What to produce:
Each record is to be transcribed exactly.

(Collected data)
** begin **
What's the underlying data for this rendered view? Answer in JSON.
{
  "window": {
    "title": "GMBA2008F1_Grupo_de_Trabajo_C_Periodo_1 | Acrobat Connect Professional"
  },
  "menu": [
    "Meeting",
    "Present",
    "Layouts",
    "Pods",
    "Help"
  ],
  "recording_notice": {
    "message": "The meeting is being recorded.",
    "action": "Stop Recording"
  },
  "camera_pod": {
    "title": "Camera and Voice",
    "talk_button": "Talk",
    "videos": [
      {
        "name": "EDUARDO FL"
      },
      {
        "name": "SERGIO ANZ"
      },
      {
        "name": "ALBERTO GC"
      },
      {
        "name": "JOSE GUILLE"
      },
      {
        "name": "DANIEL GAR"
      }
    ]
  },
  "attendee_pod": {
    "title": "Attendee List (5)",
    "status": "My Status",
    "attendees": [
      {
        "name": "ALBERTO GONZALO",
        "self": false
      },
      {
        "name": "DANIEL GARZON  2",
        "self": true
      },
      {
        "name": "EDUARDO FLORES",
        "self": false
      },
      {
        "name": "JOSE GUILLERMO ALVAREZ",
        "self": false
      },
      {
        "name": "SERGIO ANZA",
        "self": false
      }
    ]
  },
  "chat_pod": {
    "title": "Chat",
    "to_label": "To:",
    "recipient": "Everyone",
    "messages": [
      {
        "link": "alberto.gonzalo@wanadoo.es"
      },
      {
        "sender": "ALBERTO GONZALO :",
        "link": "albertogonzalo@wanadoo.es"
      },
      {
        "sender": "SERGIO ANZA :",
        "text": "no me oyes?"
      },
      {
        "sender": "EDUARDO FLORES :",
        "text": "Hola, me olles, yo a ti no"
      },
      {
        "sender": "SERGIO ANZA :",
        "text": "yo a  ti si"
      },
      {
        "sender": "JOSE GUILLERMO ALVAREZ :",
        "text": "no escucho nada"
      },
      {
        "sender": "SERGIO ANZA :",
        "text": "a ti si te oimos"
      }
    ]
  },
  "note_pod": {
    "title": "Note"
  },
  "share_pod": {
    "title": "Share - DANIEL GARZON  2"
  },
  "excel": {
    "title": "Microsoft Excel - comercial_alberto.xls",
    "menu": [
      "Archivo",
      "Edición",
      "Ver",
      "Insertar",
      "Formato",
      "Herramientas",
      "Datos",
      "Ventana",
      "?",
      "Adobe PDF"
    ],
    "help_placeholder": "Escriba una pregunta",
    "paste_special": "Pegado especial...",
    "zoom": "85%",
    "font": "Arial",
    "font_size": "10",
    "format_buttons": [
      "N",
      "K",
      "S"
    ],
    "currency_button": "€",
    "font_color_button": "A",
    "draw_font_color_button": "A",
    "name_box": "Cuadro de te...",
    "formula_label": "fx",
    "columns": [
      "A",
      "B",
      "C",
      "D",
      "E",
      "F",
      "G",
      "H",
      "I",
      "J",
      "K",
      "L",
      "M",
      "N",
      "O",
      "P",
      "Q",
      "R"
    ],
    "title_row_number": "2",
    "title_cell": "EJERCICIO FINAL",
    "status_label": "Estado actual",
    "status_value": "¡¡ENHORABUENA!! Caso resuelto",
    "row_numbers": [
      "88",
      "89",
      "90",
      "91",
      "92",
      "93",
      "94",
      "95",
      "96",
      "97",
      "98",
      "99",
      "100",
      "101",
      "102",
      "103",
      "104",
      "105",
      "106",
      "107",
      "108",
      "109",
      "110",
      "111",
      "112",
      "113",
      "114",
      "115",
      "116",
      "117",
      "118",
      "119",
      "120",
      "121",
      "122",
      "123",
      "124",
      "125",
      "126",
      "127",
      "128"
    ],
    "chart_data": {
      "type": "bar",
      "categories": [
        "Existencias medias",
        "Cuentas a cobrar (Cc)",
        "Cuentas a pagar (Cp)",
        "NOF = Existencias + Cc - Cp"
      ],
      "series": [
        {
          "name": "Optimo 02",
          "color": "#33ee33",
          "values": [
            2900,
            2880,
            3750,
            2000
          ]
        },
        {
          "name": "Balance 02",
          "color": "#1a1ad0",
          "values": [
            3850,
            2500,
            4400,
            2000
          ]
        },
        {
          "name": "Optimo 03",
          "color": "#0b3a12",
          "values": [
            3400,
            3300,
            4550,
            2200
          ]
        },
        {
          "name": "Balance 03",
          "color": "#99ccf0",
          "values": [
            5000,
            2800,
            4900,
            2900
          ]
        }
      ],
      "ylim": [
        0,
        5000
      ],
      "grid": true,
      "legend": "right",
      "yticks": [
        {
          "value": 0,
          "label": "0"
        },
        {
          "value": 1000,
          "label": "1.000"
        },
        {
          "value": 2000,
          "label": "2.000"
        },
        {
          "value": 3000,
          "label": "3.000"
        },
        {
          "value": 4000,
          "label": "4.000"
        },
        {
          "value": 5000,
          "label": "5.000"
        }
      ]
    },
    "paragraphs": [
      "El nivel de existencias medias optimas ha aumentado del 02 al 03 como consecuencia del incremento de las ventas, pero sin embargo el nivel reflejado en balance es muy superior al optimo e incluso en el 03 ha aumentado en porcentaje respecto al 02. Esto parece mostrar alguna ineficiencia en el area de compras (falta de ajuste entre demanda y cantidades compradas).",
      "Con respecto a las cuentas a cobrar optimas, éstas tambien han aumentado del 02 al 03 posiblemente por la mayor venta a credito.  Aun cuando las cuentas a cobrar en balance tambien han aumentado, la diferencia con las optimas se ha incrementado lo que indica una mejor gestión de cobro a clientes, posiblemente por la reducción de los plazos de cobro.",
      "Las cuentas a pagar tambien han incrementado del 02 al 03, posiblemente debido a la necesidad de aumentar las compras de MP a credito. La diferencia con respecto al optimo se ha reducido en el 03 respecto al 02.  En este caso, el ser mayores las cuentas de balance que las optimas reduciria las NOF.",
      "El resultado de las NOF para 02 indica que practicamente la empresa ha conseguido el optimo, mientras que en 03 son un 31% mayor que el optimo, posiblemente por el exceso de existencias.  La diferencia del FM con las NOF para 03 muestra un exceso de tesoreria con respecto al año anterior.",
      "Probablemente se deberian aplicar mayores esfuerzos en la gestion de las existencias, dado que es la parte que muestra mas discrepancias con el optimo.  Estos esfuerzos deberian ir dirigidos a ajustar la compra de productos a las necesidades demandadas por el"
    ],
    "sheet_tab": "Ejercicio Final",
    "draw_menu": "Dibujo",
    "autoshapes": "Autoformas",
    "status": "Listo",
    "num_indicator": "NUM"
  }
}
** end **
Full solution:
What's the underlying data for this rendered view? Answer in JSON.
{
  "window": {
    "title": "GMBA2008F1_Grupo_de_Trabajo_C_Periodo_1 | Acrobat Connect Professional"
  },
  "menu": [
    "Meeting",
    "Present",
    "Layouts",
    "Pods",
    "Help"
  ],
  "recording_notice": {
    "message": "The meeting is being recorded.",
    "action": "Stop Recording"
  },
  "camera_pod": {
    "title": "Camera and Voice",
    "talk_button": "Talk",
    "videos": [
      {
        "name": "EDUARDO FL"
      },
      {
        "name": "SERGIO ANZ"
      },
      {
        "name": "ALBERTO GC"
      },
      {
        "name": "JOSE GUILLE"
      },
      {
        "name": "DANIEL GAR"
      }
    ]
  },
  "attendee_pod": {
    "title": "Attendee List (5)",
    "status": "My Status",
    "attendees": [
      {
        "name": "ALBERTO GONZALO",
        "self": false
      },
      {
        "name": "DANIEL GARZON  2",
        "self": true
      },
      {
        "name": "EDUARDO FLORES",
        "self": false
      },
      {
        "name": "JOSE GUILLERMO ALVAREZ",
        "self": false
      },
      {
        "name": "SERGIO ANZA",
        "self": false
      }
    ]
  },
  "chat_pod": {
    "title": "Chat",
    "to_label": "To:",
    "recipient": "Everyone",
    "messages": [
      {
        "link": "alberto.gonzalo@wanadoo.es"
      },
      {
        "sender": "ALBERTO GONZALO :",
        "link": "albertogonzalo@wanadoo.es"
      },
      {
        "sender": "SERGIO ANZA :",
        "text": "no me oyes?"
      },
      {
        "sender": "EDUARDO FLORES :",
        "text": "Hola, me olles, yo a ti no"
      },
      {
        "sender": "SERGIO ANZA :",
        "text": "yo a  ti si"
      },
      {
        "sender": "JOSE GUILLERMO ALVAREZ :",
        "text": "no escucho nada"
      },
      {
        "sender": "SERGIO ANZA :",
        "text": "a ti si te oimos"
      }
    ]
  },
  "note_pod": {
    "title": "Note"
  },
  "share_pod": {
    "title": "Share - DANIEL GARZON  2"
  },
  "excel": {
    "title": "Microsoft Excel - comercial_alberto.xls",
    "menu": [
      "Archivo",
      "Edición",
      "Ver",
      "Insertar",
      "Formato",
      "Herramientas",
      "Datos",
      "Ventana",
      "?",
      "Adobe PDF"
    ],
    "help_placeholder": "Escriba una pregunta",
    "paste_special": "Pegado especial...",
    "zoom": "85%",
    "font": "Arial",
    "font_size": "10",
    "format_buttons": [
      "N",
      "K",
      "S"
    ],
    "currency_button": "€",
    "font_color_button": "A",
    "draw_font_color_button": "A",
    "name_box": "Cuadro de te...",
    "formula_label": "fx",
    "columns": [
      "A",
      "B",
      "C",
      "D",
      "E",
      "F",
      "G",
      "H",
      "I",
      "J",
      "K",
      "L",
      "M",
      "N",
      "O",
      "P",
      "Q",
      "R"
    ],
    "title_row_number": "2",
    "title_cell": "EJERCICIO FINAL",
    "status_label": "Estado actual",
    "status_value": "¡¡ENHORABUENA!! Caso resuelto",
    "row_numbers": [
      "88",
      "89",
      "90",
      "91",
      "92",
      "93",
      "94",
      "95",
      "96",
      "97",
      "98",
      "99",
      "100",
      "101",
      "102",
      "103",
      "104",
      "105",
      "106",
      "107",
      "108",
      "109",
      "110",
      "111",
      "112",
      "113",
      "114",
      "115",
      "116",
      "117",
      "118",
      "119",
      "120",
      "121",
      "122",
      "123",
      "124",
      "125",
      "126",
      "127",
      "128"
    ],
    "chart_data": {
      "type": "bar",
      "categories": [
        "Existencias medias",
        "Cuentas a cobrar (Cc)",
        "Cuentas a pagar (Cp)",
        "NOF = Existencias + Cc - Cp"
      ],
      "series": [
        {
          "name": "Optimo 02",
          "color": "#33ee33",
          "values": [
            2900,
            2880,
            3750,
            2000
          ]
        },
        {
          "name": "Balance 02",
          "color": "#1a1ad0",
          "values": [
            3850,
            2500,
            4400,
            2000
          ]
        },
        {
          "name": "Optimo 03",
          "color": "#0b3a12",
          "values": [
            3400,
            3300,
            4550,
            2200
          ]
        },
        {
          "name": "Balance 03",
          "color": "#99ccf0",
          "values": [
            5000,
            2800,
            4900,
            2900
          ]
        }
      ],
      "ylim": [
        0,
        5000
      ],
      "grid": true,
      "legend": "right",
      "yticks": [
        {
          "value": 0,
          "label": "0"
        },
        {
          "value": 1000,
          "label": "1.000"
        },
        {
          "value": 2000,
          "label": "2.000"
        },
        {
          "value": 3000,
          "label": "3.000"
        },
        {
          "value": 4000,
          "label": "4.000"
        },
        {
          "value": 5000,
          "label": "5.000"
        }
      ]
    },
    "paragraphs": [
      "El nivel de existencias medias optimas ha aumentado del 02 al 03 como consecuencia del incremento de las ventas, pero sin embargo el nivel reflejado en balance es muy superior al optimo e incluso en el 03 ha aumentado en porcentaje respecto al 02. Esto parece mostrar alguna ineficiencia en el area de compras (falta de ajuste entre demanda y cantidades compradas).",
      "Con respecto a las cuentas a cobrar optimas, éstas tambien han aumentado del 02 al 03 posiblemente por la mayor venta a credito.  Aun cuando las cuentas a cobrar en balance tambien han aumentado, la diferencia con las optimas se ha incrementado lo que indica una mejor gestión de cobro a clientes, posiblemente por la reducción de los plazos de cobro.",
      "Las cuentas a pagar tambien han incrementado del 02 al 03, posiblemente debido a la necesidad de aumentar las compras de MP a credito. La diferencia con respecto al optimo se ha reducido en el 03 respecto al 02.  En este caso, el ser mayores las cuentas de balance que las optimas reduciria las NOF.",
      "El resultado de las NOF para 02 indica que practicamente la empresa ha conseguido el optimo, mientras que en 03 son un 31% mayor que el optimo, posiblemente por el exceso de existencias.  La diferencia del FM con las NOF para 03 muestra un exceso de tesoreria con respecto al año anterior.",
      "Probablemente se deberian aplicar mayores esfuerzos en la gestion de las existencias, dado que es la parte que muestra mas discrepancias con el optimo.  Estos esfuerzos deberian ir dirigidos a ajustar la compra de productos a las necesidades demandadas por el"
    ],
    "sheet_tab": "Ejercicio Final",
    "draw_menu": "Dibujo",
    "autoshapes": "Autoformas",
    "status": "Listo",
    "num_indicator": "NUM"
  }
}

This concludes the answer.